-- START OF EXTRACTED INFORMATION --
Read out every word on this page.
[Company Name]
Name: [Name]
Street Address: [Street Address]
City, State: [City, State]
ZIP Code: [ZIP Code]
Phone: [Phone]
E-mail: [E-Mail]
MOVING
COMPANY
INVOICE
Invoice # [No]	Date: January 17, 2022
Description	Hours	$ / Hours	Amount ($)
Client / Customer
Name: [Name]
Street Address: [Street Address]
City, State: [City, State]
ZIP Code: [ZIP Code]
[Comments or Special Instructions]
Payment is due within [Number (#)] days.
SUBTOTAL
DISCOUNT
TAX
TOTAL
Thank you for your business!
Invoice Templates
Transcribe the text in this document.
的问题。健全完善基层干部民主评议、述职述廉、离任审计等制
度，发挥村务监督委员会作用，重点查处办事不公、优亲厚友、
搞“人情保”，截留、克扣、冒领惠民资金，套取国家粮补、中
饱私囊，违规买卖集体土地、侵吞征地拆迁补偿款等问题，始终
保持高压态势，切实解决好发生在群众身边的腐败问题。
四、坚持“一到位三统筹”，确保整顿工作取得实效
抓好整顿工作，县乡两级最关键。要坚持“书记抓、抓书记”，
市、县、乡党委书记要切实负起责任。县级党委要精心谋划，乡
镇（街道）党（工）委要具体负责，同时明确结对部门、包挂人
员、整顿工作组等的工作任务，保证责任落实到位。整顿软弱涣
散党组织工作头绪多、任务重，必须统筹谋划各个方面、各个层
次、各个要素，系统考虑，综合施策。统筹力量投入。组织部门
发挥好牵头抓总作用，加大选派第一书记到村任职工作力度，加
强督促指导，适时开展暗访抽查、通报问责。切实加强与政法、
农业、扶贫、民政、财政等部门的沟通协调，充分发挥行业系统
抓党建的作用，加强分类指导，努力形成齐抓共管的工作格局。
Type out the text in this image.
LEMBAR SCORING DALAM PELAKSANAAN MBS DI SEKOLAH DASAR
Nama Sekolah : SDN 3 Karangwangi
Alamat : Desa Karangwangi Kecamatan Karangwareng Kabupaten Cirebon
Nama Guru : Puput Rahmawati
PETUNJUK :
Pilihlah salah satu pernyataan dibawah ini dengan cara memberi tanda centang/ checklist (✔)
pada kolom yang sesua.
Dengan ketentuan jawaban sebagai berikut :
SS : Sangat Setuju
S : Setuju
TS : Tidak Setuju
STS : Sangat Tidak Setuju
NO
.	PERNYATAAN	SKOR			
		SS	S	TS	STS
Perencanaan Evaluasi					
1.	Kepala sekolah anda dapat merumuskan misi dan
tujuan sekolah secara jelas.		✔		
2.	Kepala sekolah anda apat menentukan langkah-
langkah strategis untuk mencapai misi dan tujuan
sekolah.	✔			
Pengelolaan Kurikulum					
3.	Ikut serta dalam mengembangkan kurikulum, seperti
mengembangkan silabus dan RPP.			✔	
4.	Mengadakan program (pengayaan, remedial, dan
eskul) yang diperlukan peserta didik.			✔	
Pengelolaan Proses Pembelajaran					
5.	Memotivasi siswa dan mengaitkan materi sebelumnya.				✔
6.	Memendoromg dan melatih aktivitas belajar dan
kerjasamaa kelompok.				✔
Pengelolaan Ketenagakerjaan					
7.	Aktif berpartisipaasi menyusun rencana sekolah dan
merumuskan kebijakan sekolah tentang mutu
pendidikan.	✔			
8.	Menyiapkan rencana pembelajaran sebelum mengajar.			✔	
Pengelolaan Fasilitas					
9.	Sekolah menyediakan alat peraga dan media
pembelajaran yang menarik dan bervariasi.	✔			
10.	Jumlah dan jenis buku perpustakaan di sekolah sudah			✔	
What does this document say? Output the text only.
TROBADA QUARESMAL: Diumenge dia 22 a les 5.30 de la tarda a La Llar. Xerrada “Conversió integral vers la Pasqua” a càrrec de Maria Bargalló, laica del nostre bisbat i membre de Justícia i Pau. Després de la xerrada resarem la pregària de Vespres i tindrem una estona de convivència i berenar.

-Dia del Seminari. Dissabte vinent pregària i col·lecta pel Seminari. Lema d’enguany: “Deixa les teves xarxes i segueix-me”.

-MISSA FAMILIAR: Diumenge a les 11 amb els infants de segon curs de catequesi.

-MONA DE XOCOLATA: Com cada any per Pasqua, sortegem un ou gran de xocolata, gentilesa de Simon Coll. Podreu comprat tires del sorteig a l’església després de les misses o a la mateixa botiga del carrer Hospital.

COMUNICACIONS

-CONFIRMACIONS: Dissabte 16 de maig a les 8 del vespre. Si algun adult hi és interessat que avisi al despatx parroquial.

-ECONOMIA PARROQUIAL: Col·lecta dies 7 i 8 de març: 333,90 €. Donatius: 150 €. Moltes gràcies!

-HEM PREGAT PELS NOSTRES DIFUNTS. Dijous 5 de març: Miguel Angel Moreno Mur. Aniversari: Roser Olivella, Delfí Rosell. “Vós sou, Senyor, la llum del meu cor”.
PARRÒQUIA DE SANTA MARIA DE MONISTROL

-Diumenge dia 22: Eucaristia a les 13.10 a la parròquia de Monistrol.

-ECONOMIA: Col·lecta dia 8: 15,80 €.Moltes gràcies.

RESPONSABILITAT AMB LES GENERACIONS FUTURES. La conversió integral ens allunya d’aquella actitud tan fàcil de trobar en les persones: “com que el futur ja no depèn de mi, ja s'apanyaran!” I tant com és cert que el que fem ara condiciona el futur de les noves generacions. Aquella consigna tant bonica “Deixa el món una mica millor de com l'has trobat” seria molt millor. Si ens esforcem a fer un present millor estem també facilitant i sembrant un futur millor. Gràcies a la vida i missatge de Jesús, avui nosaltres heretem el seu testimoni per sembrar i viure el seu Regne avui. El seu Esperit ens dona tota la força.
-- END OF EXTRACTED INFORMATION --
All of the material above needs to be retyped word for word.

• WRITTEN SOLUTION:
Read out every word on this page.
[Company Name]
Name: [Name]
Street Address: [Street Address]
City, State: [City, State]
ZIP Code: [ZIP Code]
Phone: [Phone]
E-mail: [E-Mail]
MOVING
COMPANY
INVOICE
Invoice # [No]	Date: January 17, 2022
Description	Hours	$ / Hours	Amount ($)
Client / Customer
Name: [Name]
Street Address: [Street Address]
City, State: [City, State]
ZIP Code: [ZIP Code]
[Comments or Special Instructions]
Payment is due within [Number (#)] days.
SUBTOTAL
DISCOUNT
TAX
TOTAL
Thank you for your business!
Invoice Templates
Transcribe the text in this document.
的问题。健全完善基层干部民主评议、述职述廉、离任审计等制
度，发挥村务监督委员会作用，重点查处办事不公、优亲厚友、
搞“人情保”，截留、克扣、冒领惠民资金，套取国家粮补、中
饱私囊，违规买卖集体土地、侵吞征地拆迁补偿款等问题，始终
保持高压态势，切实解决好发生在群众身边的腐败问题。
四、坚持“一到位三统筹”，确保整顿工作取得实效
抓好整顿工作，县乡两级最关键。要坚持“书记抓、抓书记”，
市、县、乡党委书记要切实负起责任。县级党委要精心谋划，乡
镇（街道）党（工）委要具体负责，同时明确结对部门、包挂人
员、整顿工作组等的工作任务，保证责任落实到位。整顿软弱涣
散党组织工作头绪多、任务重，必须统筹谋划各个方面、各个层
次、各个要素，系统考虑，综合施策。统筹力量投入。组织部门
发挥好牵头抓总作用，加大选派第一书记到村任职工作力度，加
强督促指导，适时开展暗访抽查、通报问责。切实加强与政法、
农业、扶贫、民政、财政等部门的沟通协调，充分发挥行业系统
抓党建的作用，加强分类指导，努力形成齐抓共管的工作格局。
Type out the text in this image.
LEMBAR SCORING DALAM PELAKSANAAN MBS DI SEKOLAH DASAR
Nama Sekolah : SDN 3 Karangwangi
Alamat : Desa Karangwangi Kecamatan Karangwareng Kabupaten Cirebon
Nama Guru : Puput Rahmawati
PETUNJUK :
Pilihlah salah satu pernyataan dibawah ini dengan cara memberi tanda centang/ checklist (✔)
pada kolom yang sesua.
Dengan ketentuan jawaban sebagai berikut :
SS : Sangat Setuju
S : Setuju
TS : Tidak Setuju
STS : Sangat Tidak Setuju
NO
.	PERNYATAAN	SKOR			
		SS	S	TS	STS
Perencanaan Evaluasi					
1.	Kepala sekolah anda dapat merumuskan misi dan
tujuan sekolah secara jelas.		✔		
2.	Kepala sekolah anda apat menentukan langkah-
langkah strategis untuk mencapai misi dan tujuan
sekolah.	✔			
Pengelolaan Kurikulum					
3.	Ikut serta dalam mengembangkan kurikulum, seperti
mengembangkan silabus dan RPP.			✔	
4.	Mengadakan program (pengayaan, remedial, dan
eskul) yang diperlukan peserta didik.			✔	
Pengelolaan Proses Pembelajaran					
5.	Memotivasi siswa dan mengaitkan materi sebelumnya.				✔
6.	Memendoromg dan melatih aktivitas belajar dan
kerjasamaa kelompok.				✔
Pengelolaan Ketenagakerjaan					
7.	Aktif berpartisipaasi menyusun rencana sekolah dan
merumuskan kebijakan sekolah tentang mutu
pendidikan.	✔			
8.	Menyiapkan rencana pembelajaran sebelum mengajar.			✔	
Pengelolaan Fasilitas					
9.	Sekolah menyediakan alat peraga dan media
pembelajaran yang menarik dan bervariasi.	✔			
10.	Jumlah dan jenis buku perpustakaan di sekolah sudah			✔	
What does this document say? Output the text only.
TROBADA QUARESMAL: Diumenge dia 22 a les 5.30 de la tarda a La Llar. Xerrada “Conversió integral vers la Pasqua” a càrrec de Maria Bargalló, laica del nostre bisbat i membre de Justícia i Pau. Després de la xerrada resarem la pregària de Vespres i tindrem una estona de convivència i berenar.

-Dia del Seminari. Dissabte vinent pregària i col·lecta pel Seminari. Lema d’enguany: “Deixa les teves xarxes i segueix-me”.

-MISSA FAMILIAR: Diumenge a les 11 amb els infants de segon curs de catequesi.

-MONA DE XOCOLATA: Com cada any per Pasqua, sortegem un ou gran de xocolata, gentilesa de Simon Coll. Podreu comprat tires del sorteig a l’església després de les misses o a la mateixa botiga del carrer Hospital.

COMUNICACIONS

-CONFIRMACIONS: Dissabte 16 de maig a les 8 del vespre. Si algun adult hi és interessat que avisi al despatx parroquial.

-ECONOMIA PARROQUIAL: Col·lecta dies 7 i 8 de març: 333,90 €. Donatius: 150 €. Moltes gràcies!

-HEM PREGAT PELS NOSTRES DIFUNTS. Dijous 5 de març: Miguel Angel Moreno Mur. Aniversari: Roser Olivella, Delfí Rosell. “Vós sou, Senyor, la llum del meu cor”.
PARRÒQUIA DE SANTA MARIA DE MONISTROL

-Diumenge dia 22: Eucaristia a les 13.10 a la parròquia de Monistrol.

-ECONOMIA: Col·lecta dia 8: 15,80 €.Moltes gràcies.

RESPONSABILITAT AMB LES GENERACIONS FUTURES. La conversió integral ens allunya d’aquella actitud tan fàcil de trobar en les persones: “com que el futur ja no depèn de mi, ja s'apanyaran!” I tant com és cert que el que fem ara condiciona el futur de les noves generacions. Aquella consigna tant bonica “Deixa el món una mica millor de com l'has trobat” seria molt millor. Si ens esforcem a fer un present millor estem també facilitant i sembrant un futur millor. Gràcies a la vida i missatge de Jesús, avui nosaltres heretem el seu testimoni per sembrar i viure el seu Regne avui. El seu Esperit ens dona tota la força.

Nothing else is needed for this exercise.